> **Records provided**

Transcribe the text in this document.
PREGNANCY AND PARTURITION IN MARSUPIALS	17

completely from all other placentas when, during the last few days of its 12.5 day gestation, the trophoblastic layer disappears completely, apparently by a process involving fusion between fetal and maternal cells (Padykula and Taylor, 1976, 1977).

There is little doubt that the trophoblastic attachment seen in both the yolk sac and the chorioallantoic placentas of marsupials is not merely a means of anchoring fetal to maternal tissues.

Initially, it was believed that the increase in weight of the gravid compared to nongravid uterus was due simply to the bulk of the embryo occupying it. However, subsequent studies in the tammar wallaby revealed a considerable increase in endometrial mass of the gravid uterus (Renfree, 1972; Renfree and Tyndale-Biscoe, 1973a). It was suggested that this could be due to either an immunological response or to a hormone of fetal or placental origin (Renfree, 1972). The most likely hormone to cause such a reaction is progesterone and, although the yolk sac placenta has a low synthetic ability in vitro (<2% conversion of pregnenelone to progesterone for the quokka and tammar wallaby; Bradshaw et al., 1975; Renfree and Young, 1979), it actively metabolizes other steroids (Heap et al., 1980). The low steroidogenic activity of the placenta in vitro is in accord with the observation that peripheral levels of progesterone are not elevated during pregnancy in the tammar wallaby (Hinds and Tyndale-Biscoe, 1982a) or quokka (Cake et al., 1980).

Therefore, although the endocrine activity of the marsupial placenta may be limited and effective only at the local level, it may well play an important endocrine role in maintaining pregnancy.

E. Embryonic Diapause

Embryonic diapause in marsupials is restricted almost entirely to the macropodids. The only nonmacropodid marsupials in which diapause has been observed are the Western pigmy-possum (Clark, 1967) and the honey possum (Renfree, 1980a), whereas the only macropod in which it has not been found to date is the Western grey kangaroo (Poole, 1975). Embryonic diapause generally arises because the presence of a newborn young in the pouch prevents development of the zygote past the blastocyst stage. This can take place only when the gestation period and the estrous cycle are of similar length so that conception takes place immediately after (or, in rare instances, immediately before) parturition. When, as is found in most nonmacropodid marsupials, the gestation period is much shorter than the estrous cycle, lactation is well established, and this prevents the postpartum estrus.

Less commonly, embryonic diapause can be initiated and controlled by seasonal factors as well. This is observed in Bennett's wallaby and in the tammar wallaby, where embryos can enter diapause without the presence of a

> **Required action**
Find the string "gestation" in the entries above and return each line that holds it.

> **Solution for this task**
completely from all other placentas when, during the last few days of its 12.5 day gestation, the trophoblastic layer disappears completely, apparently by a process involving fusion between fetal and maternal cells (Padykula and Taylor, 1976, 1977).
Embryonic diapause in marsupials is restricted almost entirely to the macropodids. The only nonmacropodid marsupials in which diapause has been observed are the Western pigmy-possum (Clark, 1967) and the honey possum (Renfree, 1980a), whereas the only macropod in which it has not been found to date is the Western grey kangaroo (Poole, 1975). Embryonic diapause generally arises because the presence of a newborn young in the pouch prevents development of the zygote past the blastocyst stage. This can take place only when the gestation period and the estrous cycle are of similar length so that conception takes place immediately after (or, in rare instances, immediately before) parturition. When, as is found in most nonmacropodid marsupials, the gestation period is much shorter than the estrous cycle, lactation is well established, and this prevents the postpartum estrus.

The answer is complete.